··· Entries

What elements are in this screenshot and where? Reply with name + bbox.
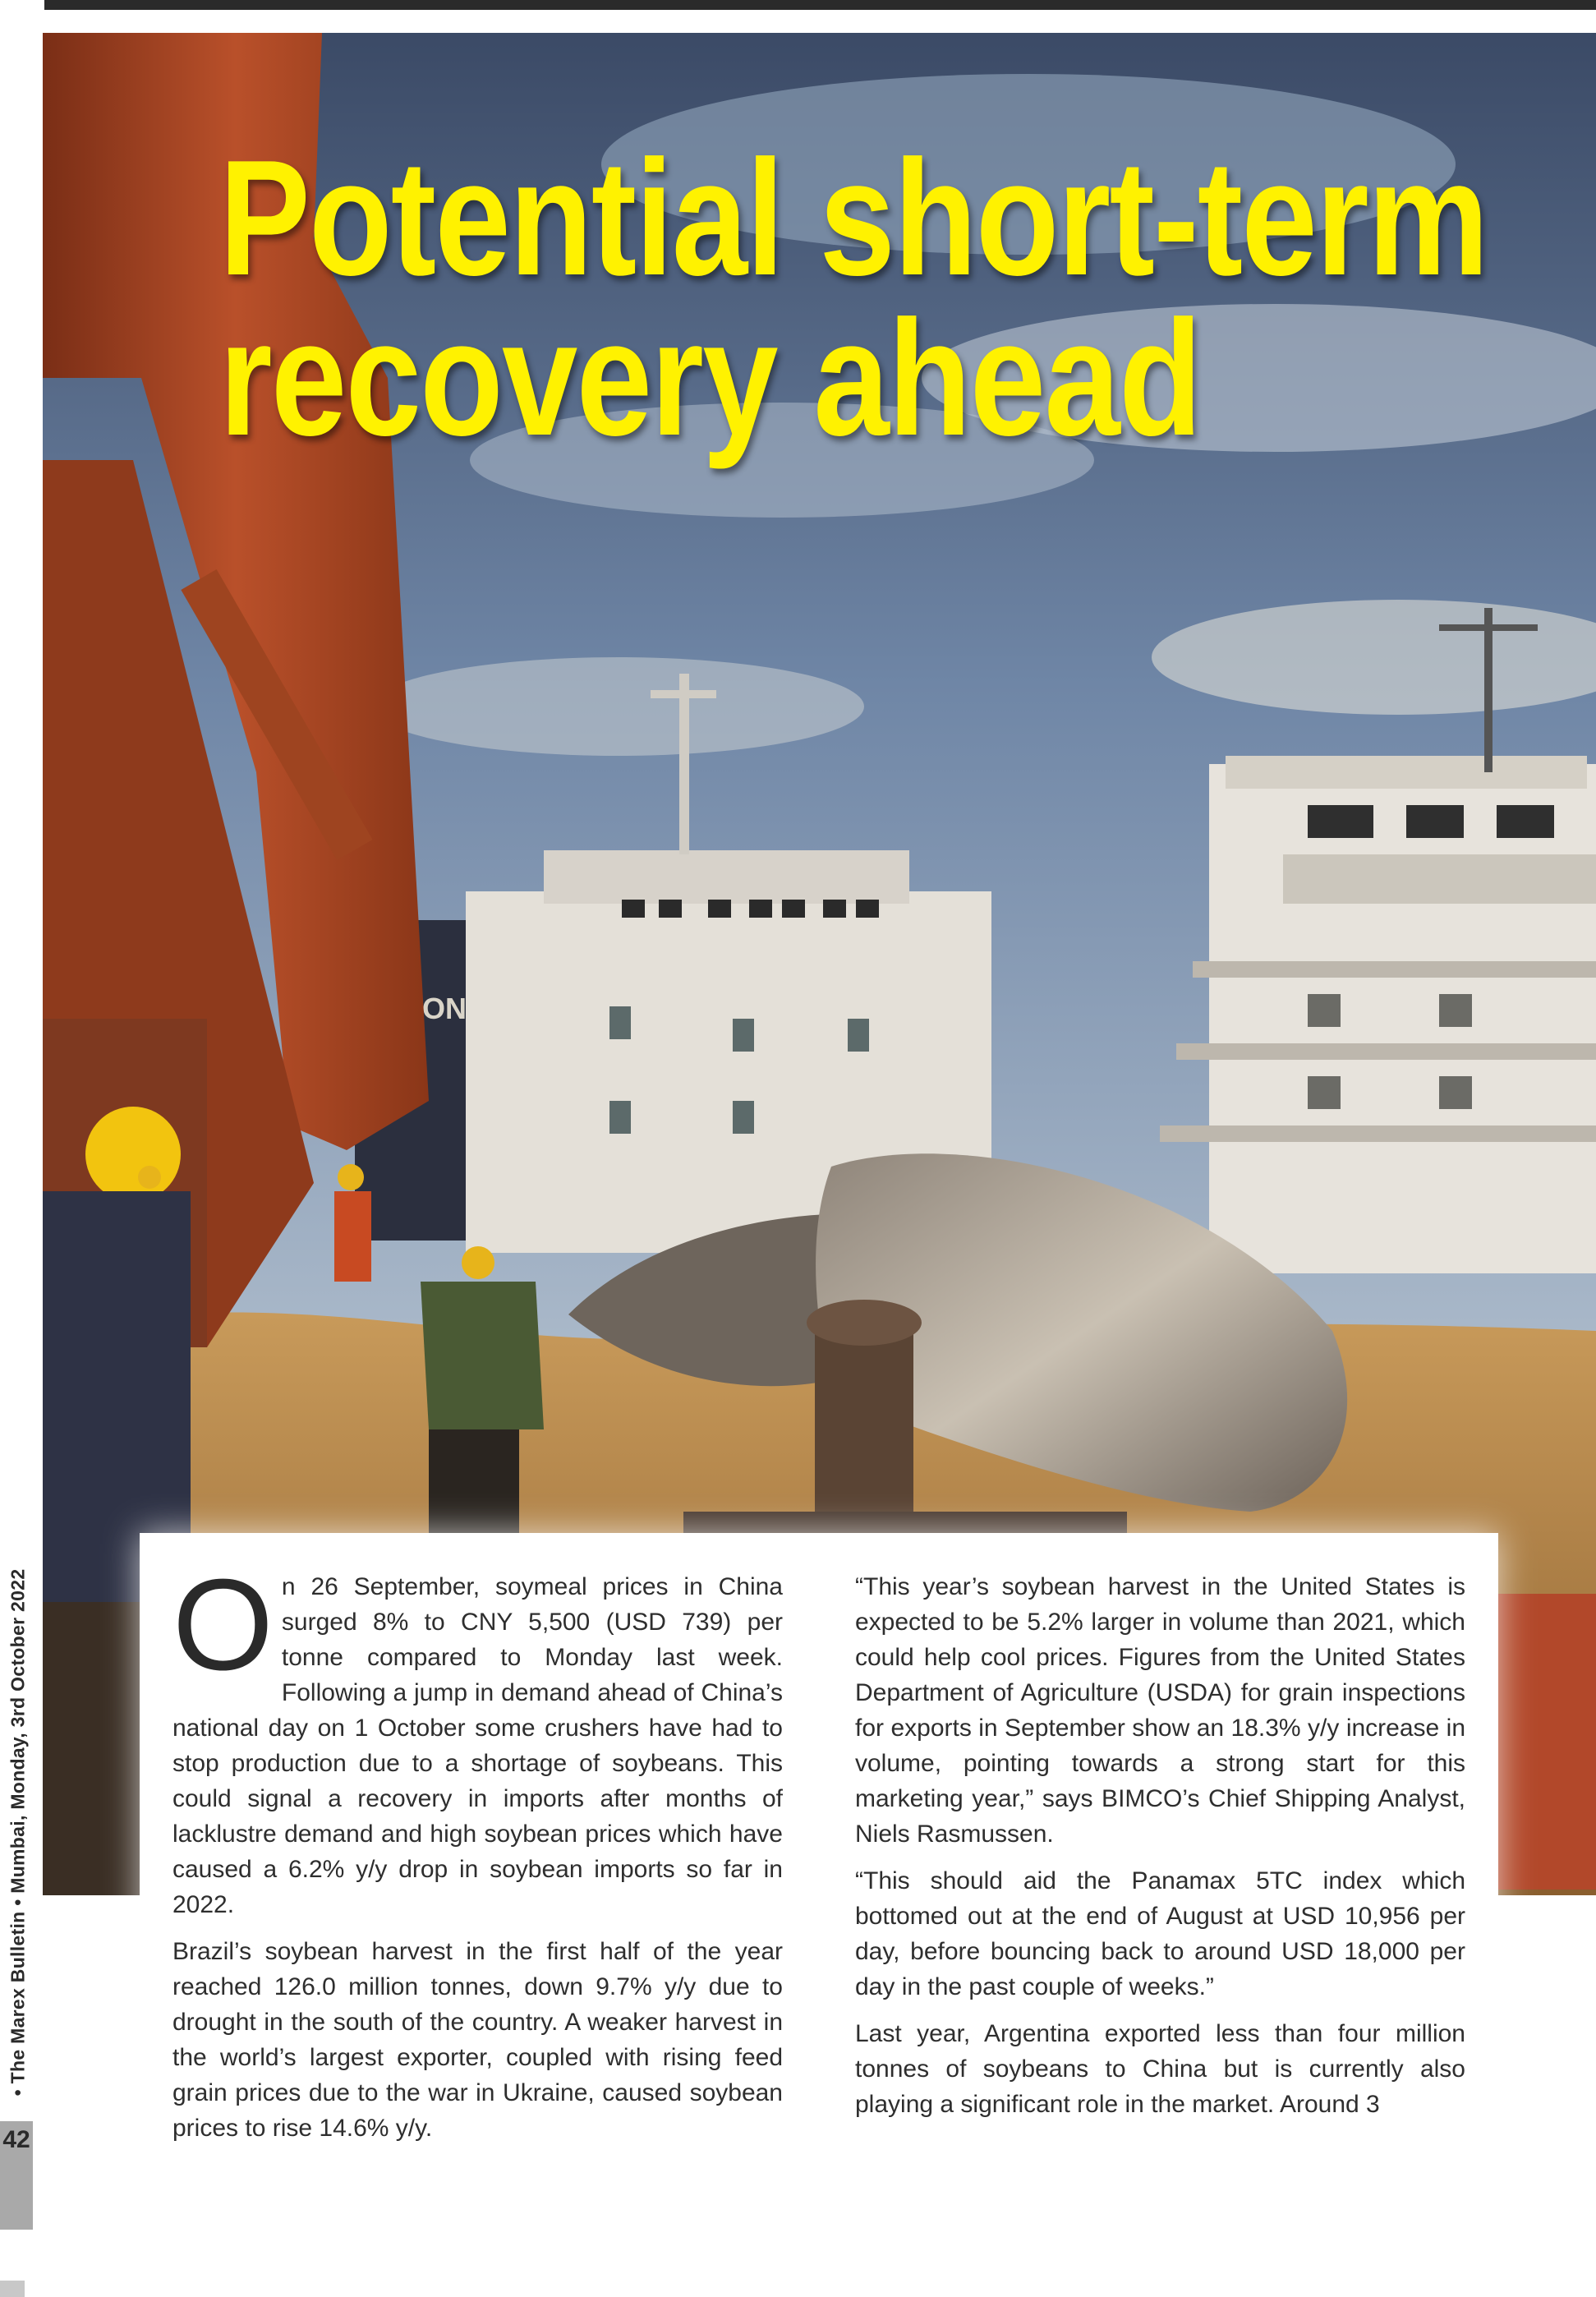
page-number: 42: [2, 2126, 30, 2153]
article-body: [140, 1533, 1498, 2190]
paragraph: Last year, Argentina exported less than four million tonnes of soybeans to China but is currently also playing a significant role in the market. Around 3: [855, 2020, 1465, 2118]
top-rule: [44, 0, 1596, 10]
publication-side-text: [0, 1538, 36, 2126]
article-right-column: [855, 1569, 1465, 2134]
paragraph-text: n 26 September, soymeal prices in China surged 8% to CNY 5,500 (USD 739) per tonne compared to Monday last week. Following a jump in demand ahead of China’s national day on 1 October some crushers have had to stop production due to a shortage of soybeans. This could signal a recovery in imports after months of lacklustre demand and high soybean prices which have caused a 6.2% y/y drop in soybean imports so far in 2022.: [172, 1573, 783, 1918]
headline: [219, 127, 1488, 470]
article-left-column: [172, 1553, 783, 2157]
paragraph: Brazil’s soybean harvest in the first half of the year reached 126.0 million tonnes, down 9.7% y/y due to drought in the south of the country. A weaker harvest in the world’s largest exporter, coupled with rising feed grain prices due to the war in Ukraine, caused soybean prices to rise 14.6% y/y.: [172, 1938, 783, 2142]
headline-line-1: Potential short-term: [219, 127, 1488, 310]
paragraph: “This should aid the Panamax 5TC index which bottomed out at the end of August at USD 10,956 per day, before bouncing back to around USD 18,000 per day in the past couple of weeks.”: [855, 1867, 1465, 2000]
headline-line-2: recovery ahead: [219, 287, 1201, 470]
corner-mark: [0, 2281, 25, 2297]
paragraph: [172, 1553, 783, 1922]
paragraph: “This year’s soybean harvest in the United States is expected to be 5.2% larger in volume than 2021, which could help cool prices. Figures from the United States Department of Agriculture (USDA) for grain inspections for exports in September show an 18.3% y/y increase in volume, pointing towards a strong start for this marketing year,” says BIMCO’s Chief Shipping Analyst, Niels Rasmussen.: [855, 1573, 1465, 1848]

······

Work instructions:
Rewrite the records above, replacing every instance of "harvest" with "crop" and leaving everything else unchanged. Omit the pictures.

Final result:
What elements are in this screenshot and where? Reply with name + bbox.
page-number: 42: [2, 2126, 30, 2153]
article-body: [140, 1533, 1498, 2190]
paragraph: Last year, Argentina exported less than four million tonnes of soybeans to China but is currently also playing a significant role in the market. Around 3: [855, 2020, 1465, 2118]
top-rule: [44, 0, 1596, 10]
publication-side-text: [0, 1538, 36, 2126]
article-right-column: [855, 1569, 1465, 2134]
paragraph-text: n 26 September, soymeal prices in China surged 8% to CNY 5,500 (USD 739) per tonne compared to Monday last week. Following a jump in demand ahead of China’s national day on 1 October some crushers have had to stop production due to a shortage of soybeans. This could signal a recovery in imports after months of lacklustre demand and high soybean prices which have caused a 6.2% y/y drop in soybean imports so far in 2022.: [172, 1573, 783, 1918]
headline: [219, 127, 1488, 470]
article-left-column: [172, 1553, 783, 2157]
paragraph: Brazil’s soybean crop in the first half of the year reached 126.0 million tonnes, down 9.7% y/y due to drought in the south of the country. A weaker crop in the world’s largest exporter, coupled with rising feed grain prices due to the war in Ukraine, caused soybean prices to rise 14.6% y/y.: [172, 1938, 783, 2142]
headline-line-1: Potential short-term: [219, 127, 1488, 310]
paragraph: “This should aid the Panamax 5TC index which bottomed out at the end of August at USD 10,956 per day, before bouncing back to around USD 18,000 per day in the past couple of weeks.”: [855, 1867, 1465, 2000]
headline-line-2: recovery ahead: [219, 287, 1201, 470]
corner-mark: [0, 2281, 25, 2297]
paragraph: [172, 1553, 783, 1922]
paragraph: “This year’s soybean crop in the United States is expected to be 5.2% larger in volume than 2021, which could help cool prices. Figures from the United States Department of Agriculture (USDA) for grain inspections for exports in September show an 18.3% y/y increase in volume, pointing towards a strong start for this marketing year,” says BIMCO’s Chief Shipping Analyst, Niels Rasmussen.: [855, 1573, 1465, 1848]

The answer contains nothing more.